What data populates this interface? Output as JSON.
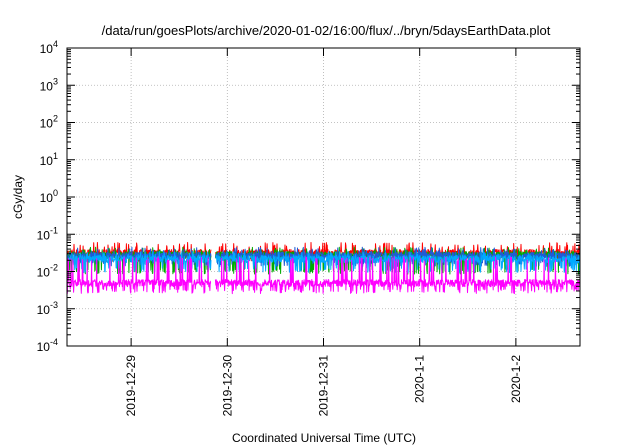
{
  "chart_data": {
    "type": "line",
    "title": "/data/run/goesPlots/archive/2020-01-02/16:00/flux/../bryn/5daysEarthData.plot",
    "xlabel": "Coordinated Universal Time (UTC)",
    "ylabel": "cGy/day",
    "yscale": "log",
    "ylim": [
      0.0001,
      10000
    ],
    "xlim": [
      "2019-12-28T08:00",
      "2020-01-02T16:00"
    ],
    "grid": true,
    "x_ticks": [
      {
        "label": "2019-12-29",
        "x": "2019-12-29T00:00"
      },
      {
        "label": "2019-12-30",
        "x": "2019-12-30T00:00"
      },
      {
        "label": "2019-12-31",
        "x": "2019-12-31T00:00"
      },
      {
        "label": "2020-1-1",
        "x": "2020-01-01T00:00"
      },
      {
        "label": "2020-1-2",
        "x": "2020-01-02T00:00"
      }
    ],
    "y_ticks": [
      {
        "base": "10",
        "exp": "4",
        "value": 10000
      },
      {
        "base": "10",
        "exp": "3",
        "value": 1000
      },
      {
        "base": "10",
        "exp": "2",
        "value": 100
      },
      {
        "base": "10",
        "exp": "1",
        "value": 10
      },
      {
        "base": "10",
        "exp": "0",
        "value": 1
      },
      {
        "base": "10",
        "exp": "-1",
        "value": 0.1
      },
      {
        "base": "10",
        "exp": "-2",
        "value": 0.01
      },
      {
        "base": "10",
        "exp": "-3",
        "value": 0.001
      },
      {
        "base": "10",
        "exp": "-4",
        "value": 0.0001
      }
    ],
    "gap": [
      "2019-12-29T20:00",
      "2019-12-29T21:00"
    ],
    "series": [
      {
        "color": "#ff0000",
        "base": 0.032,
        "low": 0.022,
        "high": 0.06
      },
      {
        "color": "#00aa00",
        "base": 0.028,
        "low": 0.01,
        "high": 0.045
      },
      {
        "color": "#1f5bd6",
        "base": 0.027,
        "low": 0.016,
        "high": 0.045
      },
      {
        "color": "#00aaff",
        "base": 0.022,
        "low": 0.011,
        "high": 0.035
      },
      {
        "color": "#ff00ff",
        "base": 0.005,
        "low": 0.003,
        "high": 0.025
      }
    ]
  }
}
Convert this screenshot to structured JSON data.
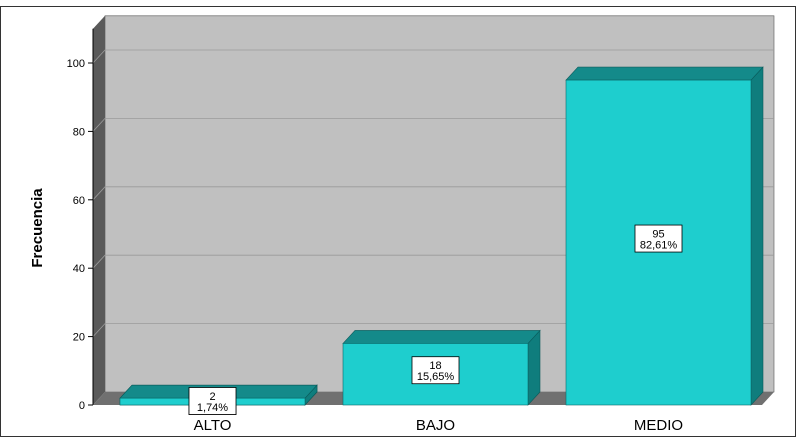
{
  "chart_data": {
    "type": "bar",
    "title": "",
    "xlabel": "",
    "ylabel": "Frecuencia",
    "categories": [
      "ALTO",
      "BAJO",
      "MEDIO"
    ],
    "values": [
      2,
      18,
      95
    ],
    "percent_labels": [
      "1,74%",
      "15,65%",
      "82,61%"
    ],
    "ylim": [
      0,
      110
    ],
    "yticks": [
      0,
      20,
      40,
      60,
      80,
      100
    ],
    "grid": true,
    "bar_color": "#1ecece",
    "bar_top_color": "#148a8a",
    "bar_side_color": "#0f7d7d",
    "back_wall_color": "#c0c0c0",
    "side_wall_color": "#5a5a5a",
    "floor_color": "#707070"
  }
}
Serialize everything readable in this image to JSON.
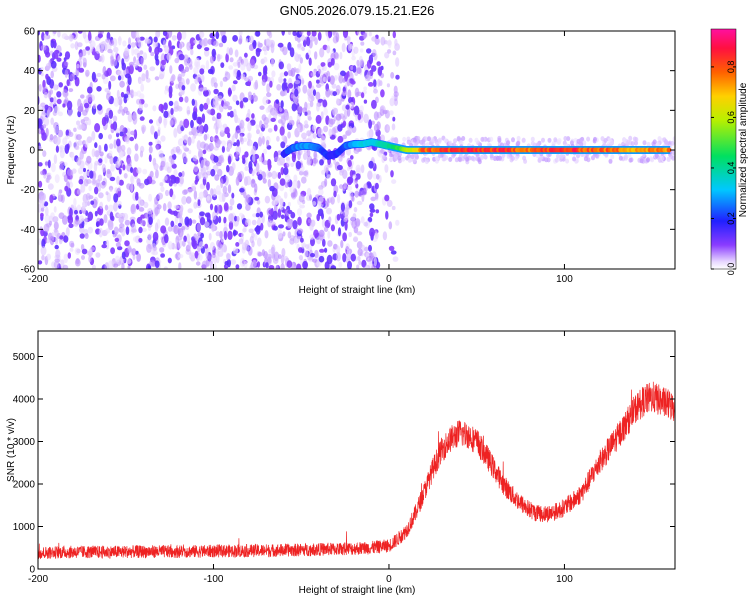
{
  "chart_data": [
    {
      "type": "scatter",
      "title": "GN05.2026.079.15.21.E26",
      "xlabel": "Height of straight line (km)",
      "ylabel": "Frequency (Hz)",
      "xlim": [
        -200,
        163
      ],
      "ylim": [
        -60,
        60
      ],
      "xticks": [
        -200,
        -100,
        0,
        100
      ],
      "yticks": [
        -60,
        -40,
        -20,
        0,
        20,
        40,
        60
      ],
      "colorbar": {
        "label": "Normalized spectral amplitude",
        "range": [
          0,
          0.95
        ],
        "ticks": [
          0.0,
          0.2,
          0.4,
          0.6,
          0.8
        ],
        "colormap": "rainbow (white-violet-blue-cyan-green-yellow-orange-red-magenta)"
      },
      "series": [
        {
          "description_note": "",
          "noise_region": {
            "x": [
              -200,
              -5
            ],
            "y": [
              -60,
              60
            ],
            "amplitude": [
              0.0,
              0.15
            ]
          },
          "ridge": {
            "x": [
              -60,
              -55,
              -50,
              -45,
              -40,
              -35,
              -30,
              -25,
              -20,
              -15,
              -10,
              -5,
              0,
              5,
              10,
              20,
              40,
              60,
              80,
              100,
              120,
              140,
              160
            ],
            "y": [
              -2,
              1,
              2,
              2,
              1,
              -3,
              -2,
              2,
              3,
              3,
              4,
              3,
              2,
              1,
              0,
              0,
              0,
              0,
              0,
              0,
              0,
              0,
              0
            ],
            "amplitude": [
              0.2,
              0.25,
              0.3,
              0.3,
              0.25,
              0.2,
              0.2,
              0.25,
              0.3,
              0.35,
              0.35,
              0.4,
              0.45,
              0.5,
              0.6,
              0.85,
              0.9,
              0.9,
              0.85,
              0.9,
              0.85,
              0.8,
              0.8
            ]
          }
        }
      ]
    },
    {
      "type": "line",
      "title": "",
      "xlabel": "Height of straight line (km)",
      "ylabel": "SNR (10 * v/v)",
      "xlim": [
        -200,
        163
      ],
      "ylim": [
        0,
        5600
      ],
      "xticks": [
        -200,
        -100,
        0,
        100
      ],
      "yticks": [
        0,
        1000,
        2000,
        3000,
        4000,
        5000
      ],
      "color": "#ee2222",
      "series": [
        {
          "name": "",
          "x": [
            -200,
            -180,
            -160,
            -140,
            -120,
            -100,
            -80,
            -60,
            -40,
            -20,
            -10,
            0,
            5,
            10,
            15,
            20,
            25,
            30,
            35,
            40,
            45,
            50,
            55,
            60,
            65,
            70,
            75,
            80,
            85,
            90,
            95,
            100,
            105,
            110,
            115,
            120,
            125,
            130,
            135,
            140,
            145,
            150,
            155,
            160,
            163
          ],
          "y": [
            380,
            400,
            400,
            410,
            410,
            420,
            430,
            440,
            460,
            480,
            500,
            550,
            700,
            900,
            1300,
            1800,
            2350,
            2800,
            3050,
            3200,
            3150,
            3000,
            2700,
            2350,
            2000,
            1750,
            1550,
            1400,
            1300,
            1300,
            1350,
            1450,
            1600,
            1800,
            2150,
            2500,
            2800,
            3100,
            3400,
            3750,
            3950,
            4050,
            3950,
            3850,
            3800
          ],
          "noise_amplitude": 250
        }
      ]
    }
  ]
}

> WORK TO COMPLETE:
The records above must be transcribed exactly. Pictures are left out of the copy.

> RIGHT ANSWER:
What data populates this interface? Output as JSON.
{
  "chart_data": {
    "type": "line",
    "title": "/data/run/goesPlots/archive/2020-01-02/16:00/flux/../bryn/5daysEarthData.plot",
    "xlabel": "Coordinated Universal Time (UTC)",
    "ylabel": "cGy/day",
    "yscale": "log",
    "ylim": [
      0.0001,
      10000
    ],
    "xlim": [
      "2019-12-28T08:00",
      "2020-01-02T16:00"
    ],
    "grid": true,
    "x_ticks": [
      {
        "label": "2019-12-29",
        "x": "2019-12-29T00:00"
      },
      {
        "label": "2019-12-30",
        "x": "2019-12-30T00:00"
      },
      {
        "label": "2019-12-31",
        "x": "2019-12-31T00:00"
      },
      {
        "label": "2020-1-1",
        "x": "2020-01-01T00:00"
      },
      {
        "label": "2020-1-2",
        "x": "2020-01-02T00:00"
      }
    ],
    "y_ticks": [
      {
        "base": "10",
        "exp": "4",
        "value": 10000
      },
      {
        "base": "10",
        "exp": "3",
        "value": 1000
      },
      {
        "base": "10",
        "exp": "2",
        "value": 100
      },
      {
        "base": "10",
        "exp": "1",
        "value": 10
      },
      {
        "base": "10",
        "exp": "0",
        "value": 1
      },
      {
        "base": "10",
        "exp": "-1",
        "value": 0.1
      },
      {
        "base": "10",
        "exp": "-2",
        "value": 0.01
      },
      {
        "base": "10",
        "exp": "-3",
        "value": 0.001
      },
      {
        "base": "10",
        "exp": "-4",
        "value": 0.0001
      }
    ],
    "gap": [
      "2019-12-29T20:00",
      "2019-12-29T21:00"
    ],
    "series": [
      {
        "color": "#ff0000",
        "base": 0.032,
        "low": 0.022,
        "high": 0.06
      },
      {
        "color": "#00aa00",
        "base": 0.028,
        "low": 0.01,
        "high": 0.045
      },
      {
        "color": "#1f5bd6",
        "base": 0.027,
        "low": 0.016,
        "high": 0.045
      },
      {
        "color": "#00aaff",
        "base": 0.022,
        "low": 0.011,
        "high": 0.035
      },
      {
        "color": "#ff00ff",
        "base": 0.005,
        "low": 0.003,
        "high": 0.025
      }
    ]
  }
}
Convert this screenshot to structured JSON data.
{
  "chart_data": {
    "type": "bar",
    "title": "",
    "xlabel": "",
    "ylabel": "Frecuencia",
    "categories": [
      "ALTO",
      "BAJO",
      "MEDIO"
    ],
    "values": [
      2,
      18,
      95
    ],
    "percent_labels": [
      "1,74%",
      "15,65%",
      "82,61%"
    ],
    "ylim": [
      0,
      110
    ],
    "yticks": [
      0,
      20,
      40,
      60,
      80,
      100
    ],
    "grid": true,
    "bar_color": "#1ecece",
    "bar_top_color": "#148a8a",
    "bar_side_color": "#0f7d7d",
    "back_wall_color": "#c0c0c0",
    "side_wall_color": "#5a5a5a",
    "floor_color": "#707070"
  }
}
Serialize everything readable in this image to JSON.
{
  "chart_data": [
    {
      "type": "scatter",
      "title": "GN05.2026.079.15.21.E26",
      "xlabel": "Height of straight line (km)",
      "ylabel": "Frequency (Hz)",
      "xlim": [
        -200,
        163
      ],
      "ylim": [
        -60,
        60
      ],
      "xticks": [
        -200,
        -100,
        0,
        100
      ],
      "yticks": [
        -60,
        -40,
        -20,
        0,
        20,
        40,
        60
      ],
      "colorbar": {
        "label": "Normalized spectral amplitude",
        "range": [
          0,
          0.95
        ],
        "ticks": [
          0.0,
          0.2,
          0.4,
          0.6,
          0.8
        ],
        "colormap": "rainbow (white-violet-blue-cyan-green-yellow-orange-red-magenta)"
      },
      "series": [
        {
          "description_note": "",
          "noise_region": {
            "x": [
              -200,
              -5
            ],
            "y": [
              -60,
              60
            ],
            "amplitude": [
              0.0,
              0.15
            ]
          },
          "ridge": {
            "x": [
              -60,
              -55,
              -50,
              -45,
              -40,
              -35,
              -30,
              -25,
              -20,
              -15,
              -10,
              -5,
              0,
              5,
              10,
              20,
              40,
              60,
              80,
              100,
              120,
              140,
              160
            ],
            "y": [
              -2,
              1,
              2,
              2,
              1,
              -3,
              -2,
              2,
              3,
              3,
              4,
              3,
              2,
              1,
              0,
              0,
              0,
              0,
              0,
              0,
              0,
              0,
              0
            ],
            "amplitude": [
              0.2,
              0.25,
              0.3,
              0.3,
              0.25,
              0.2,
              0.2,
              0.25,
              0.3,
              0.35,
              0.35,
              0.4,
              0.45,
              0.5,
              0.6,
              0.85,
              0.9,
              0.9,
              0.85,
              0.9,
              0.85,
              0.8,
              0.8
            ]
          }
        }
      ]
    },
    {
      "type": "line",
      "title": "",
      "xlabel": "Height of straight line (km)",
      "ylabel": "SNR (10 * v/v)",
      "xlim": [
        -200,
        163
      ],
      "ylim": [
        0,
        5600
      ],
      "xticks": [
        -200,
        -100,
        0,
        100
      ],
      "yticks": [
        0,
        1000,
        2000,
        3000,
        4000,
        5000
      ],
      "color": "#ee2222",
      "series": [
        {
          "name": "",
          "x": [
            -200,
            -180,
            -160,
            -140,
            -120,
            -100,
            -80,
            -60,
            -40,
            -20,
            -10,
            0,
            5,
            10,
            15,
            20,
            25,
            30,
            35,
            40,
            45,
            50,
            55,
            60,
            65,
            70,
            75,
            80,
            85,
            90,
            95,
            100,
            105,
            110,
            115,
            120,
            125,
            130,
            135,
            140,
            145,
            150,
            155,
            160,
            163
          ],
          "y": [
            380,
            400,
            400,
            410,
            410,
            420,
            430,
            440,
            460,
            480,
            500,
            550,
            700,
            900,
            1300,
            1800,
            2350,
            2800,
            3050,
            3200,
            3150,
            3000,
            2700,
            2350,
            2000,
            1750,
            1550,
            1400,
            1300,
            1300,
            1350,
            1450,
            1600,
            1800,
            2150,
            2500,
            2800,
            3100,
            3400,
            3750,
            3950,
            4050,
            3950,
            3850,
            3800
          ],
          "noise_amplitude": 250
        }
      ]
    }
  ]
}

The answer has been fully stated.